Data records
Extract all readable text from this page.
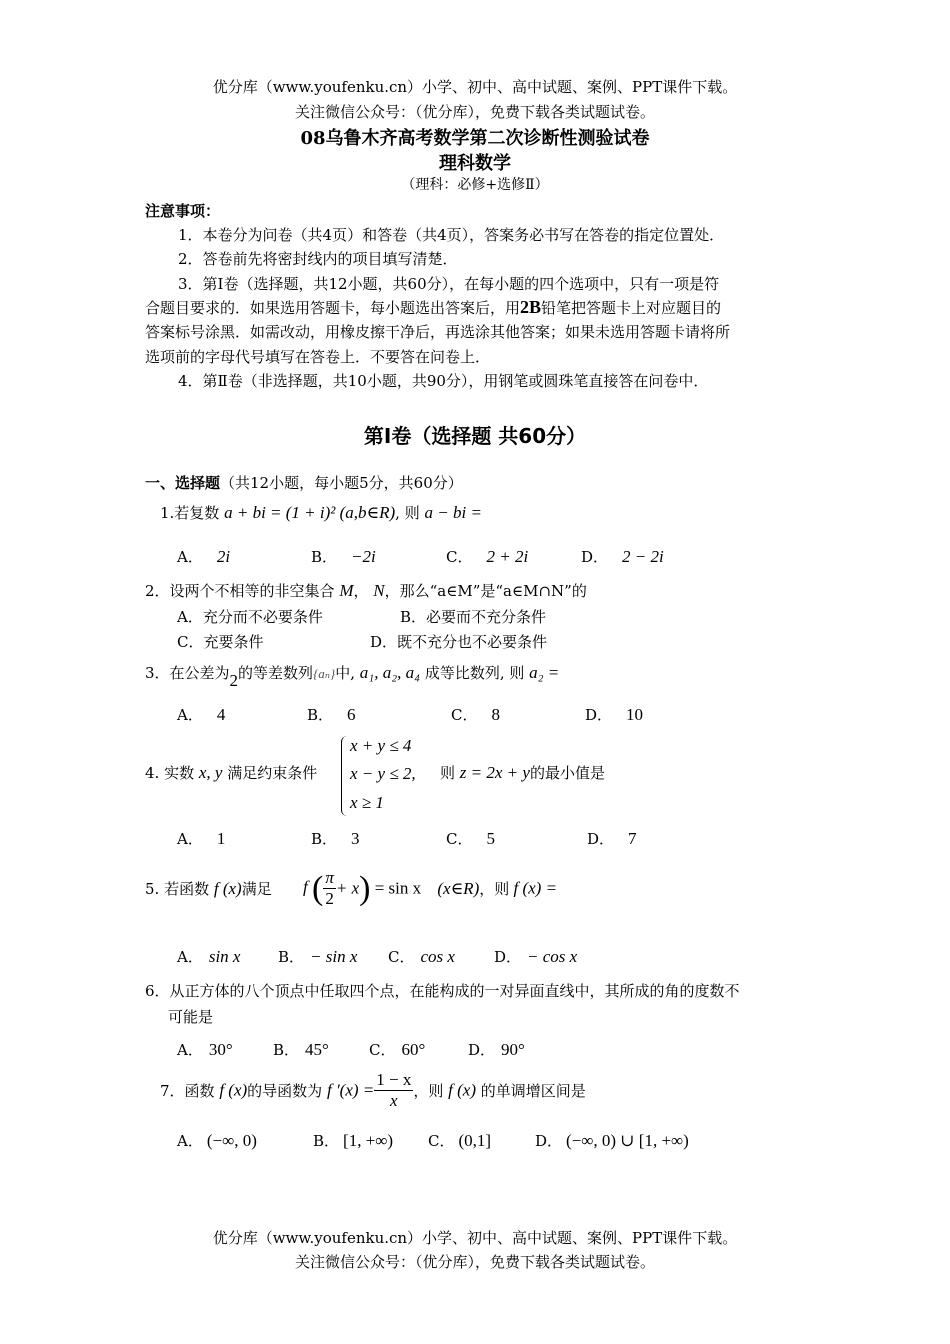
优分库（www.youfenku.cn）小学、初中、高中试题、案例、PPT课件下载。
关注微信公众号：（优分库），免费下载各类试题试卷。
08乌鲁木齐高考数学第二次诊断性测验试卷
理科数学
（理科：必修+选修Ⅱ）
注意事项：
1．本卷分为问卷（共4页）和答卷（共4页），答案务必书写在答卷的指定位置处．
2．答卷前先将密封线内的项目填写清楚．
3．第Ⅰ卷（选择题，共12小题，共60分），在每小题的四个选项中，只有一项是符
合题目要求的．如果选用答题卡，每小题选出答案后，用2B铅笔把答题卡上对应题目的
答案标号涂黑．如需改动，用橡皮擦干净后，再选涂其他答案；如果未选用答题卡请将所
选项前的字母代号填写在答卷上．不要答在问卷上．
4．第Ⅱ卷（非选择题，共10小题，共90分），用钢笔或圆珠笔直接答在问卷中．
第Ⅰ卷（选择题 共60分）
一、选择题（共12小题，每小题5分，共60分）
1.若复数 a + bi = (1 + i)² (a,b∈R), 则 a − bi =
A． 2i	B． −2i	C． 2 + 2i	D． 2 − 2i
2．设两个不相等的非空集合 M， N，那么“a∈M”是“a∈M∩N”的
A．充分而不必要条件	B．必要而不充分条件
C．充要条件	D．既不充分也不必要条件
3．在公差为2的等差数列{aₙ}中, a₁, a₂, a₄ 成等比数列, 则 a₂ =
A． 4	B． 6	C． 8	D． 10
4. 实数 x, y 满足约束条件
x + y ≤ 4
x − y ≤ 2, 则 z = 2x + y的最小值是
x ≥ 1
A． 1	B． 3	C． 5	D． 7
5. 若函数 f (x)满足 f ( $\frac{\pi}{2} + x) = \sin x$ (x∈R)，则 f (x) =
A． sin x	B． − sin x C． cos x	D． − cos x
6．从正方体的八个顶点中任取四个点，在能构成的一对异面直线中，其所成的角的度数不
可能是
A． 30°	B． 45°	C． 60°	D． 90°
7．函数 f (x)的导函数为 f $'(x) = \frac{1 - x}{x}$ ，则 f (x) 的单调增区间是
A． (−∞, 0)	B． [1, +∞) C． (0,1]	D． (−∞, 0) ∪ [1, +∞)
优分库（www.youfenku.cn）小学、初中、高中试题、案例、PPT课件下载。
关注微信公众号：（优分库），免费下载各类试题试卷。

• _WHAT TO DO_
Report each line in the preceding entries that holds the string "frac".

• _THE SOLUTION_
5. 若函数 f (x)满足 f ( $\frac{\pi}{2} + x) = \sin x$ (x∈R)，则 f (x) =
7．函数 f (x)的导函数为 f $'(x) = \frac{1 - x}{x}$ ，则 f (x) 的单调增区间是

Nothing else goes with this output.